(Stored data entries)

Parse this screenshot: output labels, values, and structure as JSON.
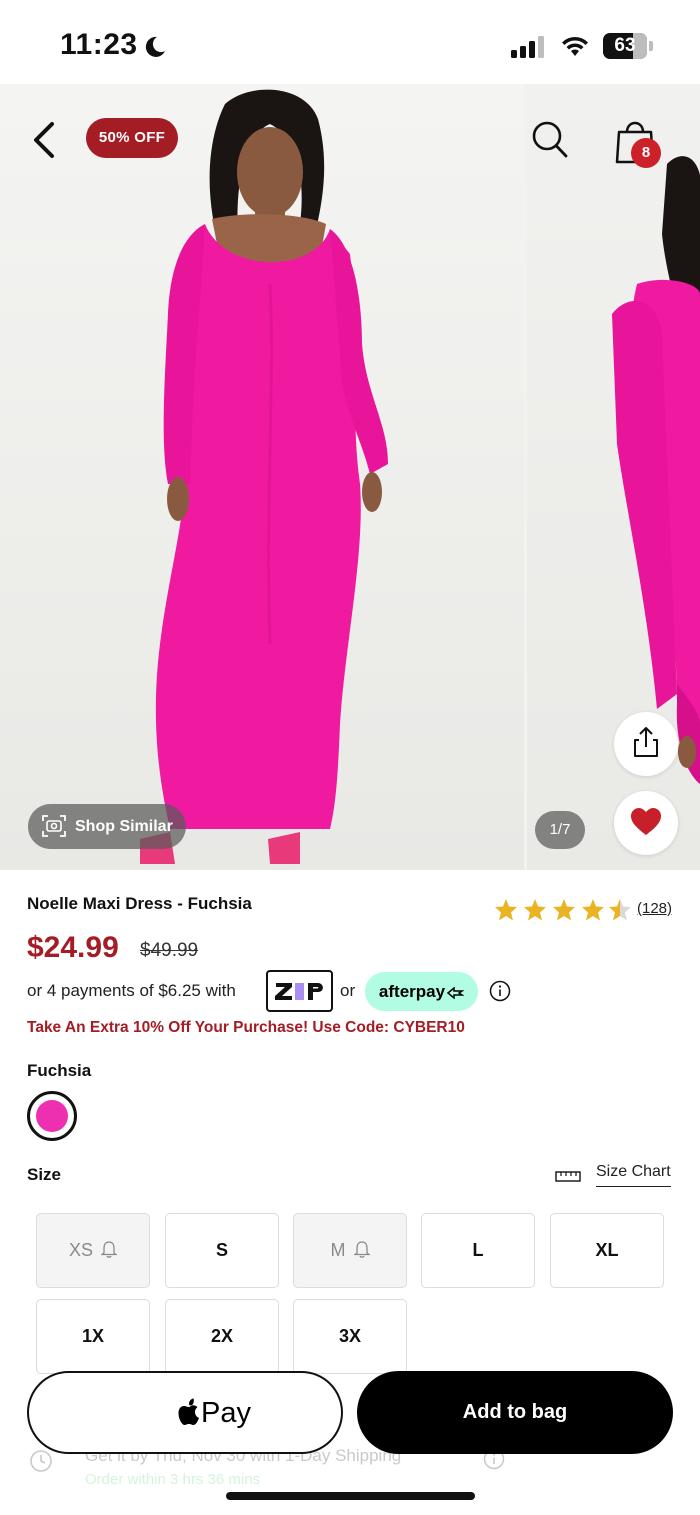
{
  "status_bar": {
    "time": "11:23",
    "battery": "63"
  },
  "header": {
    "sale_badge": "50% OFF",
    "bag_count": "8"
  },
  "gallery": {
    "shop_similar": "Shop Similar",
    "image_counter": "1/7"
  },
  "product": {
    "title": "Noelle Maxi Dress - Fuchsia",
    "rating": 4.5,
    "review_count": "(128)",
    "price_sale": "$24.99",
    "price_original": "$49.99",
    "installments_text": "or 4 payments of $6.25 with",
    "or_text": "or",
    "zip_label": "ZIP",
    "afterpay_label": "afterpay",
    "promo": "Take An Extra 10% Off Your Purchase! Use Code: CYBER10"
  },
  "color": {
    "label": "Fuchsia",
    "swatch_hex": "#ee30b0"
  },
  "size": {
    "label": "Size",
    "size_chart_label": "Size Chart",
    "options": [
      {
        "label": "XS",
        "available": false
      },
      {
        "label": "S",
        "available": true
      },
      {
        "label": "M",
        "available": false
      },
      {
        "label": "L",
        "available": true
      },
      {
        "label": "XL",
        "available": true
      },
      {
        "label": "1X",
        "available": true
      },
      {
        "label": "2X",
        "available": true
      },
      {
        "label": "3X",
        "available": true
      }
    ]
  },
  "actions": {
    "apple_pay_label": "Pay",
    "add_to_bag_label": "Add to bag"
  },
  "shipping": {
    "line1": "Get it by Thu, Nov 30 with 1-Day Shipping",
    "line2": "Order within 3 hrs 36 mins"
  },
  "colors": {
    "accent_red": "#a41c24",
    "product_pink": "#f01aa0",
    "afterpay_mint": "#b2fce4"
  }
}
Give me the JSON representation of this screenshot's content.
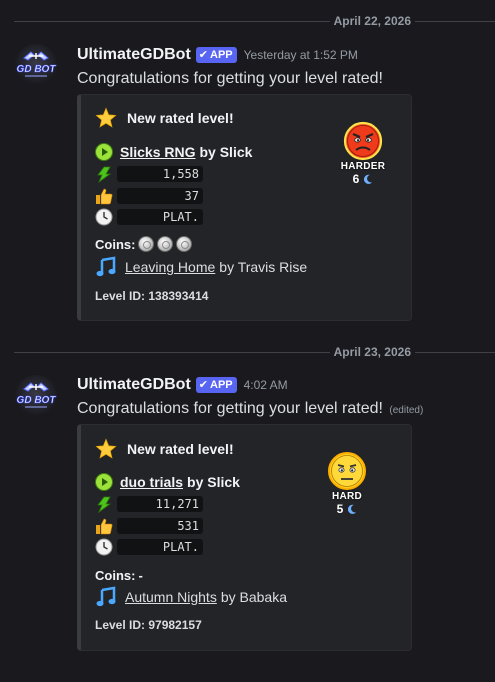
{
  "messages": [
    {
      "date_divider": "April 22, 2026",
      "username": "UltimateGDBot",
      "badge": "APP",
      "timestamp": "Yesterday at 1:52 PM",
      "content": "Congratulations for getting your level rated!",
      "edited": "",
      "avatar_text": "GD BOT",
      "embed": {
        "title": "New rated level!",
        "level_name": "Slicks RNG",
        "by": "by Slick",
        "downloads": "1,558",
        "likes": "37",
        "length": "PLAT.",
        "coins_label": "Coins:",
        "coins": 3,
        "coins_text": "",
        "song_name": "Leaving Home",
        "song_by": "by Travis Rise",
        "level_id": "Level ID: 138393414",
        "difficulty": "Harder",
        "stars": "6",
        "difficulty_color": "#e8301c"
      }
    },
    {
      "date_divider": "April 23, 2026",
      "username": "UltimateGDBot",
      "badge": "APP",
      "timestamp": "4:02 AM",
      "content": "Congratulations for getting your level rated!",
      "edited": "(edited)",
      "avatar_text": "GD BOT",
      "embed": {
        "title": "New rated level!",
        "level_name": "duo trials",
        "by": "by Slick",
        "downloads": "11,271",
        "likes": "531",
        "length": "PLAT.",
        "coins_label": "Coins:",
        "coins": 0,
        "coins_text": "-",
        "song_name": "Autumn Nights",
        "song_by": "by Babaka",
        "level_id": "Level ID: 97982157",
        "difficulty": "Hard",
        "stars": "5",
        "difficulty_color": "#f5c518"
      }
    }
  ],
  "colors": {
    "background": "#1a1a1e",
    "embed_bg": "#232428",
    "app_badge": "#5865f2",
    "code_bg": "#111214"
  }
}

- _THE EXERCISE_
Reproduce every line of the material precisely, omitting its pictures.

- _REPLY_
Parse this screenshot: output labels, values, and structure as JSON.
{
  "status_bar": {
    "time": "11:23",
    "battery": "63"
  },
  "header": {
    "sale_badge": "50% OFF",
    "bag_count": "8"
  },
  "gallery": {
    "shop_similar": "Shop Similar",
    "image_counter": "1/7"
  },
  "product": {
    "title": "Noelle Maxi Dress - Fuchsia",
    "rating": 4.5,
    "review_count": "(128)",
    "price_sale": "$24.99",
    "price_original": "$49.99",
    "installments_text": "or 4 payments of $6.25 with",
    "or_text": "or",
    "zip_label": "ZIP",
    "afterpay_label": "afterpay",
    "promo": "Take An Extra 10% Off Your Purchase! Use Code: CYBER10"
  },
  "color": {
    "label": "Fuchsia",
    "swatch_hex": "#ee30b0"
  },
  "size": {
    "label": "Size",
    "size_chart_label": "Size Chart",
    "options": [
      {
        "label": "XS",
        "available": false
      },
      {
        "label": "S",
        "available": true
      },
      {
        "label": "M",
        "available": false
      },
      {
        "label": "L",
        "available": true
      },
      {
        "label": "XL",
        "available": true
      },
      {
        "label": "1X",
        "available": true
      },
      {
        "label": "2X",
        "available": true
      },
      {
        "label": "3X",
        "available": true
      }
    ]
  },
  "actions": {
    "apple_pay_label": "Pay",
    "add_to_bag_label": "Add to bag"
  },
  "shipping": {
    "line1": "Get it by Thu, Nov 30 with 1-Day Shipping",
    "line2": "Order within 3 hrs 36 mins"
  },
  "colors": {
    "accent_red": "#a41c24",
    "product_pink": "#f01aa0",
    "afterpay_mint": "#b2fce4"
  }
}
Give me the JSON representation of this screenshot's content.
{
  "messages": [
    {
      "date_divider": "April 22, 2026",
      "username": "UltimateGDBot",
      "badge": "APP",
      "timestamp": "Yesterday at 1:52 PM",
      "content": "Congratulations for getting your level rated!",
      "edited": "",
      "avatar_text": "GD BOT",
      "embed": {
        "title": "New rated level!",
        "level_name": "Slicks RNG",
        "by": "by Slick",
        "downloads": "1,558",
        "likes": "37",
        "length": "PLAT.",
        "coins_label": "Coins:",
        "coins": 3,
        "coins_text": "",
        "song_name": "Leaving Home",
        "song_by": "by Travis Rise",
        "level_id": "Level ID: 138393414",
        "difficulty": "Harder",
        "stars": "6",
        "difficulty_color": "#e8301c"
      }
    },
    {
      "date_divider": "April 23, 2026",
      "username": "UltimateGDBot",
      "badge": "APP",
      "timestamp": "4:02 AM",
      "content": "Congratulations for getting your level rated!",
      "edited": "(edited)",
      "avatar_text": "GD BOT",
      "embed": {
        "title": "New rated level!",
        "level_name": "duo trials",
        "by": "by Slick",
        "downloads": "11,271",
        "likes": "531",
        "length": "PLAT.",
        "coins_label": "Coins:",
        "coins": 0,
        "coins_text": "-",
        "song_name": "Autumn Nights",
        "song_by": "by Babaka",
        "level_id": "Level ID: 97982157",
        "difficulty": "Hard",
        "stars": "5",
        "difficulty_color": "#f5c518"
      }
    }
  ],
  "colors": {
    "background": "#1a1a1e",
    "embed_bg": "#232428",
    "app_badge": "#5865f2",
    "code_bg": "#111214"
  }
}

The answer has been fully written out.